» Work instructions
Summarize the Prolog question in two sentences.
>> START Text
I am writing an algorithm to process a string, and it crashes (possibly due to a quirk in Prolog which makes string-intensive algorithms crash). How can I modify the algorithm so that it doesn't crash?
The algorithm replaces "
, “
, ”
, ‘
and ’
with '
, and \\
and -
with nothing and breaks the string on \n\n
.
It takes the inputted files:
raw_sources
:
1.txt
:
a
a
B
b
b
C
c
c
`2.txt`:
“”‘’'"
\\
-
b
And outputs the files:
sources
:
1.txt
:
["a
a","B
b
b","C
c
c"]
`2.txt`:
["''''''","
b"]
The query:
sheet_feeder(_).
The code so far:
sheet_feeder(T) :-
directory_files("raw_sources/",F),
delete_invisibles_etc(F,G),
findall(K1,(member(H,G),
atom_concat('raw_sources/',H,String00b),
phrase_from_file(string(String001), String00b),
string_codes(String000,String001),
string_concat(String000,"\n\n",String00_a),
strip_illegal_chars(String00_a,"",String00),
split_on_substring(String00,"\n\n",[],J1),
delete(J1,"",K1),
term_to_atom(K1,K),
string_concat("sources/",H,String00bb),
(open(String00bb,write,Stream1),
write(Stream1,K),
close(Stream1))
),T).
delete_invisibles_etc(F,G) :-
findall(J,(member(H,F),
atom_string(H,J),
not(J="."),not(J=".."),not(string_concat(".",_,J))),G).
string(String) --> list(String).
list([]) --> [].
list([L|Ls]) --> [L], list(Ls).
strip_illegal_chars("",A,A) :- !.
strip_illegal_chars(A,B,E) :-
string_concat(E1,D,A),
string_length(E1,1),
E1="\\",
string_concat(B,"",F),
strip_illegal_chars(D,F,E),!.
strip_illegal_chars(A,B,E) :-
string_concat(E1,D,A),
string_length(E1,2),
E1="- ",
string_concat(B,"",F),
strip_illegal_chars(D,F,E),!.
strip_illegal_chars(A,B,E) :-
string_concat(E1,D,A),
string_length(E1,1),
((E1="\"" -> true;
(E1="“" -> true;
(E1="”" -> true;
(E1="‘" -> true;
(E1="’" -> true;
(E1="'"))))))),
string_concat(B,"'",F),
strip_illegal_chars(D,F,E),!.
>> END Text
>> START Items
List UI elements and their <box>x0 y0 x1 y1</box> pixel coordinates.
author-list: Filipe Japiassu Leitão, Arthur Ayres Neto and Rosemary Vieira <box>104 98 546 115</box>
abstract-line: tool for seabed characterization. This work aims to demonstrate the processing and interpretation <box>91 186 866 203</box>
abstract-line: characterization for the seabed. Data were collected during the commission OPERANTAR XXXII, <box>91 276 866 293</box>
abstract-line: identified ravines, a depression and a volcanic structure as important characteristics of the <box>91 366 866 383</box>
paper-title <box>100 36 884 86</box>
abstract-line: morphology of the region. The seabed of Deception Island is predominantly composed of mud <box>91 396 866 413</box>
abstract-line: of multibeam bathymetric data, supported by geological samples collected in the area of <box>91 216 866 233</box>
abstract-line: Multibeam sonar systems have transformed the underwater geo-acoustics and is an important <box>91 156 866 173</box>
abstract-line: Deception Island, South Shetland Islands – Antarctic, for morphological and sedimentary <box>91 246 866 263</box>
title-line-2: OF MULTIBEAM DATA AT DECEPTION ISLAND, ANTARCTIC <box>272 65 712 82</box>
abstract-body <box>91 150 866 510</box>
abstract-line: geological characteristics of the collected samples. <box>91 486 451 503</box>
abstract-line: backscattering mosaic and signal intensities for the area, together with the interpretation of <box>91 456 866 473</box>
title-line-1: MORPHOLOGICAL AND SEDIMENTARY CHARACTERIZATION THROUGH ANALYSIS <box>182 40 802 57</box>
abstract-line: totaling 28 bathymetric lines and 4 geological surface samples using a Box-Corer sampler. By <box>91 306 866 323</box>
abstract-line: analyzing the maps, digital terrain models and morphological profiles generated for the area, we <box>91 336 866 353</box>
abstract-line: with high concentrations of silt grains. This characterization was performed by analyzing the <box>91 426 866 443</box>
>> END Items
>> START Items
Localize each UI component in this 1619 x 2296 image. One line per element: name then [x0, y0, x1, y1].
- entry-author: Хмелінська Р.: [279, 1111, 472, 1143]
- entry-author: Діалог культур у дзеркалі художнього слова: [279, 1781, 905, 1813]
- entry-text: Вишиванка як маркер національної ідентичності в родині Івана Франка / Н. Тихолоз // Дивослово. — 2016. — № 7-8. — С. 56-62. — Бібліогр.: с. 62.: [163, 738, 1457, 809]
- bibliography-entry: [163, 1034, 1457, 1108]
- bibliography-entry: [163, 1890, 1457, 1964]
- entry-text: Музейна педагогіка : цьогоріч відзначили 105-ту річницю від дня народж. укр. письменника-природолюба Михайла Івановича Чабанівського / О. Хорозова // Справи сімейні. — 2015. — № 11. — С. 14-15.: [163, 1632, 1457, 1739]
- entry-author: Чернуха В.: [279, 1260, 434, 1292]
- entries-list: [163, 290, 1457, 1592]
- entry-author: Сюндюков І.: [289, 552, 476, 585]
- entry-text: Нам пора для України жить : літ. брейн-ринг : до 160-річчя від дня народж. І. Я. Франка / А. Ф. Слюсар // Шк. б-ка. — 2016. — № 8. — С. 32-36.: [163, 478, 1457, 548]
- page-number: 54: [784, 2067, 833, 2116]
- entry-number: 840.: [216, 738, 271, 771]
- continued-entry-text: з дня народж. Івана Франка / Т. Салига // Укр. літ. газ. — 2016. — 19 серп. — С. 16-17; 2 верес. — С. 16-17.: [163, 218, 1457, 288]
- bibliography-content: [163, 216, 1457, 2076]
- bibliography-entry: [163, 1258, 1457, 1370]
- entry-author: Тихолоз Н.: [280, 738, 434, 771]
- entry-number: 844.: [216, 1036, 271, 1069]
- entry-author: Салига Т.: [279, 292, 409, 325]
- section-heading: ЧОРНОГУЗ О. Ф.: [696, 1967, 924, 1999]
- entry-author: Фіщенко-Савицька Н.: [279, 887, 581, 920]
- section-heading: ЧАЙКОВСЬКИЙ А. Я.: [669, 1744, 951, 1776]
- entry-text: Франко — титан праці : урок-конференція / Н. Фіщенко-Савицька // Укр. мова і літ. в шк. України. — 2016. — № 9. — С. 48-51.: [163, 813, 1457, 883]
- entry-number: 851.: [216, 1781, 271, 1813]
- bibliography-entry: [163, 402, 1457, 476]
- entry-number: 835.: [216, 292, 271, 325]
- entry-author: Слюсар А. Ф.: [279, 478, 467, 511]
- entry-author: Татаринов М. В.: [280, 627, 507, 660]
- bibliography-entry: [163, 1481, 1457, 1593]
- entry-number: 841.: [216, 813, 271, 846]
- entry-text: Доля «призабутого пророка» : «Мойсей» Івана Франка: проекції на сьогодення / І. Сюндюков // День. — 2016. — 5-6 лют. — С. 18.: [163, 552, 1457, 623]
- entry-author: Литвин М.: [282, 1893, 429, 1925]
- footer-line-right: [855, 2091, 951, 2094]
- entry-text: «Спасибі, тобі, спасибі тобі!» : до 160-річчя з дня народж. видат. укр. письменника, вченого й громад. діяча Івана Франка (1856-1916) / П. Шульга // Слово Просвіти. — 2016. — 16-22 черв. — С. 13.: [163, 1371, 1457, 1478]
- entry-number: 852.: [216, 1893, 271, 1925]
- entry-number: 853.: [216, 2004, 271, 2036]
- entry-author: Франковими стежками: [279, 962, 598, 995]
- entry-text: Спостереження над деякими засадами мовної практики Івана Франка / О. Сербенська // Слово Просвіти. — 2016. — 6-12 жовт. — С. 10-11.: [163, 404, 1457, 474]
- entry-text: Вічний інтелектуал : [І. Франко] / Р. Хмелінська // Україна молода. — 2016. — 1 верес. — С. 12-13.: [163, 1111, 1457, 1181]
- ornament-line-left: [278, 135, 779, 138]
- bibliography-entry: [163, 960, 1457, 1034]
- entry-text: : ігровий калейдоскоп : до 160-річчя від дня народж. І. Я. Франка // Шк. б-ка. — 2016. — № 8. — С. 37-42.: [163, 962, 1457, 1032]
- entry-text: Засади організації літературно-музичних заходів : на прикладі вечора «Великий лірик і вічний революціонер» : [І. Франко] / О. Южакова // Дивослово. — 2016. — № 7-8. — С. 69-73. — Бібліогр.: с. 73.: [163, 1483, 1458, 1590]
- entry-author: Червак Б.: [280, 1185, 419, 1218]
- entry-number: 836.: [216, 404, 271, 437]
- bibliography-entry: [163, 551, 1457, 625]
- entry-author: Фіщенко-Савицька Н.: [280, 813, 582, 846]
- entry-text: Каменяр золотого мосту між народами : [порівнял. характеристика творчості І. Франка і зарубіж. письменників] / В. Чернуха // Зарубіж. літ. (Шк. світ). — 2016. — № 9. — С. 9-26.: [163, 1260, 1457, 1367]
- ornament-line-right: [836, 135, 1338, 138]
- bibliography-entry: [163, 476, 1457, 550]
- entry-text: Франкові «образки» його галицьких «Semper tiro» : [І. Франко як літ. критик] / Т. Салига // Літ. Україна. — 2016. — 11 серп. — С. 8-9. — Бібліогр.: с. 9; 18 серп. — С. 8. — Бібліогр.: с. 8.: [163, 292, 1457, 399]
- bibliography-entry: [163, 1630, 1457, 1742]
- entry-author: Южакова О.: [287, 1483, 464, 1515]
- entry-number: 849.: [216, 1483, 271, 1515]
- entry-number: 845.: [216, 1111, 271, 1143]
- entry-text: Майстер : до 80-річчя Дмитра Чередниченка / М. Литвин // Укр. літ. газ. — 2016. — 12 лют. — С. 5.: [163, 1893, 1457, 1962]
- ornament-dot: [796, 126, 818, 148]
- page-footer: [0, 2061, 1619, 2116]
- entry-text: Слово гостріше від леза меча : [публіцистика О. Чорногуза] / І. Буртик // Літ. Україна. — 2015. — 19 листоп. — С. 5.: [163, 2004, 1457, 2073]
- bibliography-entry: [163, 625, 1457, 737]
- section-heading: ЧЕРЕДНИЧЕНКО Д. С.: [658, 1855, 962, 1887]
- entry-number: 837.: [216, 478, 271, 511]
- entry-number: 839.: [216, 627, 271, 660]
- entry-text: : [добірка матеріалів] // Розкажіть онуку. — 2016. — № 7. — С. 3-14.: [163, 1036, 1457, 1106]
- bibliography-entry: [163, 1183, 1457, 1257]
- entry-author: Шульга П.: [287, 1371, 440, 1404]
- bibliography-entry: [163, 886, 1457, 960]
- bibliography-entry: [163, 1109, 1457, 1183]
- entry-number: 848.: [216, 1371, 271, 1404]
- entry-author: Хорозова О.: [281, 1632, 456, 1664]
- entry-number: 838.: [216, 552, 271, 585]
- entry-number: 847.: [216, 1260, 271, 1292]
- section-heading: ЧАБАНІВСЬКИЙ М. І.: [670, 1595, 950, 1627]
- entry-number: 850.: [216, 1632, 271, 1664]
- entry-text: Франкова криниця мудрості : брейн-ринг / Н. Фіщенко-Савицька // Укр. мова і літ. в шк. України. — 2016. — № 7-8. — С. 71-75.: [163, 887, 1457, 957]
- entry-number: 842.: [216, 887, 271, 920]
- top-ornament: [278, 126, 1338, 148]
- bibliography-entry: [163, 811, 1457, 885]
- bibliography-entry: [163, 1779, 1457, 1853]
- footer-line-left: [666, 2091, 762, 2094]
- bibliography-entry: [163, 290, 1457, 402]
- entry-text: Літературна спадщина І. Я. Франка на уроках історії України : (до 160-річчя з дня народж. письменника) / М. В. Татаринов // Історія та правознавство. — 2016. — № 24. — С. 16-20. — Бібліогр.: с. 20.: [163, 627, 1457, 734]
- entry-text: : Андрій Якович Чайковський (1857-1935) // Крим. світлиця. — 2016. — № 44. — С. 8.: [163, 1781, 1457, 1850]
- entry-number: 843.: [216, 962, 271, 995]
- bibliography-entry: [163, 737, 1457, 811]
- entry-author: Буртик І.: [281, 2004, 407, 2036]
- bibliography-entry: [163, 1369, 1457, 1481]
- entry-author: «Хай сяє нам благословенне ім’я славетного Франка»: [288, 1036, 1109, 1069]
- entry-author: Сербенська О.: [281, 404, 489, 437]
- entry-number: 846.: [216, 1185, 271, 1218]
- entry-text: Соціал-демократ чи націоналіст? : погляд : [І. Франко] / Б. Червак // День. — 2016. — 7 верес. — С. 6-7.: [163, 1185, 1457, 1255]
>> END Items
» Solution below
The writer has a Prolog algorithm that reads files from raw_sources and writes them to sources after replacing straight and curly quotation marks with ', removing \\ and -, and splitting the string on \n\n. The algorithm crashes, possibly because of a quirk in Prolog that makes string-intensive algorithms crash, and the writer asks how to change it so it doesn't crash.